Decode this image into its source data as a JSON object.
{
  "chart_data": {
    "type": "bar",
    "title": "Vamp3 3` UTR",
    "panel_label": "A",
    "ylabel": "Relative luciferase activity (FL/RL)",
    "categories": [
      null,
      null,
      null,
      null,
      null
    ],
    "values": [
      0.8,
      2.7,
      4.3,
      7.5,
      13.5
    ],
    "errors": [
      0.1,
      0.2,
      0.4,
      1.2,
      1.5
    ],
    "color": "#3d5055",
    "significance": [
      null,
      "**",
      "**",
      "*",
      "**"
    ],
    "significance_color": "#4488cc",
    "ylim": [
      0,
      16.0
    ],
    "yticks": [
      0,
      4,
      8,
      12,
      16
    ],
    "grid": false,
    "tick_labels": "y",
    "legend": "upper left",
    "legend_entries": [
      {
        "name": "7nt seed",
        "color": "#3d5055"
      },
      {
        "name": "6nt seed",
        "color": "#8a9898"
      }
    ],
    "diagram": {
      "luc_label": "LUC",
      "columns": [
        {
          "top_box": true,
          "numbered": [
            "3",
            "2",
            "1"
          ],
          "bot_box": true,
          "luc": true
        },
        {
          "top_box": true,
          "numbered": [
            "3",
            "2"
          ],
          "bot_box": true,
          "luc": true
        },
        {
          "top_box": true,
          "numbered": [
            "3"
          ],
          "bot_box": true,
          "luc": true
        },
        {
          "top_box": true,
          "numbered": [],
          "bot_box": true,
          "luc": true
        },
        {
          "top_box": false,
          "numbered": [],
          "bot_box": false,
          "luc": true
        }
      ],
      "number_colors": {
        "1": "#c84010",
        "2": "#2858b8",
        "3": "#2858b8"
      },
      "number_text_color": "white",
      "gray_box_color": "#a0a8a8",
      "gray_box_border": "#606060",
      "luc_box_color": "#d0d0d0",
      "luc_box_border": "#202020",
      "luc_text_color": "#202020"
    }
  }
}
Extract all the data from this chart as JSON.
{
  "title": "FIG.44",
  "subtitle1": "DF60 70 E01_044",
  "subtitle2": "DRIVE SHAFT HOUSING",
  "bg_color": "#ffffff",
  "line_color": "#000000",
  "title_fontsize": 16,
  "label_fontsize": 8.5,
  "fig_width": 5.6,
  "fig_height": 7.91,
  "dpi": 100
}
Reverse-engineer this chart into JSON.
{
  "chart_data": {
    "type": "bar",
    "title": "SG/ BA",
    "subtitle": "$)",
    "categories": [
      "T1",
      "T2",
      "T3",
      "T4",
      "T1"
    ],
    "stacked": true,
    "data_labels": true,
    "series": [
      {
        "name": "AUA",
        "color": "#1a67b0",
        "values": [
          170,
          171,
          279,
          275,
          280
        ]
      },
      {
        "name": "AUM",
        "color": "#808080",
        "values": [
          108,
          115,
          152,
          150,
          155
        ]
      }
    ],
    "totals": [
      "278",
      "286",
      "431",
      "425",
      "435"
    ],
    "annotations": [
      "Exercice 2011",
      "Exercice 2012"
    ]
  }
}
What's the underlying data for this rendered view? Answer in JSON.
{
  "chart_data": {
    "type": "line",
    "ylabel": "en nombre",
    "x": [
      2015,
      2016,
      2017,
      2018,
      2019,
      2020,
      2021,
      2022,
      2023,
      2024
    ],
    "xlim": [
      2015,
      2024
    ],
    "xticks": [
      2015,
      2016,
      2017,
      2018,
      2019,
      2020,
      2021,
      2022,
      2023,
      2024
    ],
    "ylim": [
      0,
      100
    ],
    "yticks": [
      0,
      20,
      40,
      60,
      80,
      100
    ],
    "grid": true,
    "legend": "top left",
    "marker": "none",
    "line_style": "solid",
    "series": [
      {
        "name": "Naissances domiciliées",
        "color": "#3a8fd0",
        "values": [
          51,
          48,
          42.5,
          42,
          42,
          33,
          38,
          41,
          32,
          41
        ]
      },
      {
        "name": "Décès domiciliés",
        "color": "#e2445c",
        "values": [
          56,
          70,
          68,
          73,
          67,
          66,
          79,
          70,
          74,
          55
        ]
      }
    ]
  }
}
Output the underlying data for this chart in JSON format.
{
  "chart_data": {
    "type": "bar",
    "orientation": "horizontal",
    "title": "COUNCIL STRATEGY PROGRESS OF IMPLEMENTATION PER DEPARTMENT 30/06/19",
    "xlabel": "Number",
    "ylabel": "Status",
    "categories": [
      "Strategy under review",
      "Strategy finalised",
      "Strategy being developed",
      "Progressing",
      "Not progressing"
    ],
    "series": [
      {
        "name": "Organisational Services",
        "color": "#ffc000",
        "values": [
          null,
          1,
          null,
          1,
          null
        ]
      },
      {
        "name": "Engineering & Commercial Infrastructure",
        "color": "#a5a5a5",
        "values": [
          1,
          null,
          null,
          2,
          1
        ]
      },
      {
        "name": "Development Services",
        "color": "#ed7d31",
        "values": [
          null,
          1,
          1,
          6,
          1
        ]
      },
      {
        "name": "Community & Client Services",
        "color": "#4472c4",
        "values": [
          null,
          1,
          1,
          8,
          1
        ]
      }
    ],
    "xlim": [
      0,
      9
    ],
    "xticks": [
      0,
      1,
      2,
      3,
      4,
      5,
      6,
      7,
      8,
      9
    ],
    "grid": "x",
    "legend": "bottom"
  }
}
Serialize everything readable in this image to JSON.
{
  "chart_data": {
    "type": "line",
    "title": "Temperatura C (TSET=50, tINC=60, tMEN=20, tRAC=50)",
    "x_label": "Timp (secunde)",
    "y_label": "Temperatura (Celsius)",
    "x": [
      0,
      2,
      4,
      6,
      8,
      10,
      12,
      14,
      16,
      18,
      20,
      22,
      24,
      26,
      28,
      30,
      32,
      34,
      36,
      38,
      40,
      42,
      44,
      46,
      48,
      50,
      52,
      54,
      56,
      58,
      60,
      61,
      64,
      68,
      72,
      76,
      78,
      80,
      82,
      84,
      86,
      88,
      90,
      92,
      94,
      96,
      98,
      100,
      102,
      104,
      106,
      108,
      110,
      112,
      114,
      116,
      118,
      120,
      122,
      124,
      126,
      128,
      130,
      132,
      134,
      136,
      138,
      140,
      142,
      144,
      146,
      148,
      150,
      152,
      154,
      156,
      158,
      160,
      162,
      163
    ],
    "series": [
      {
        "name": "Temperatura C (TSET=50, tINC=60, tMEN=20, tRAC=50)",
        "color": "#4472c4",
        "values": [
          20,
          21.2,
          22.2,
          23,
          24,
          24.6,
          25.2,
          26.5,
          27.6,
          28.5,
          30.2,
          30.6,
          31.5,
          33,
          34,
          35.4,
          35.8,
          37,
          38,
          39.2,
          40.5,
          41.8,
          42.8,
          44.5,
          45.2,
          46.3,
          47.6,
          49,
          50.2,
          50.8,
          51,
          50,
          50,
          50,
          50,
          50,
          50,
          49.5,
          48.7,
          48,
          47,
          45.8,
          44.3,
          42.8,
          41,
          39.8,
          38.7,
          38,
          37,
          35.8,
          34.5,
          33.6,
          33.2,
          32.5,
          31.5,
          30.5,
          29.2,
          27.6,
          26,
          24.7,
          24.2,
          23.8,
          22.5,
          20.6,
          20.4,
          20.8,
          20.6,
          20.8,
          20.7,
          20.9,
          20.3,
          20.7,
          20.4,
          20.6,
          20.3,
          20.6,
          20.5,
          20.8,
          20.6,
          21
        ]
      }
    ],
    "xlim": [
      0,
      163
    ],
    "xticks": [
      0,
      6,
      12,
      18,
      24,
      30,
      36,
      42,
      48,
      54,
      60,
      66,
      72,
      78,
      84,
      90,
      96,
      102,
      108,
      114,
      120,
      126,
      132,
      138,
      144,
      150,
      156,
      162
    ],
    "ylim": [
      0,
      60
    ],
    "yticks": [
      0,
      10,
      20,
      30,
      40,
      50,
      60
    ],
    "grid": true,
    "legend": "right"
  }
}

---+---

Given problem: Go through the listing above and list every line that has the word "tINC".

Result of this task:
    "title": "Temperatura C (TSET=50, tINC=60, tMEN=20, tRAC=50)",
        "name": "Temperatura C (TSET=50, tINC=60, tMEN=20, tRAC=50)",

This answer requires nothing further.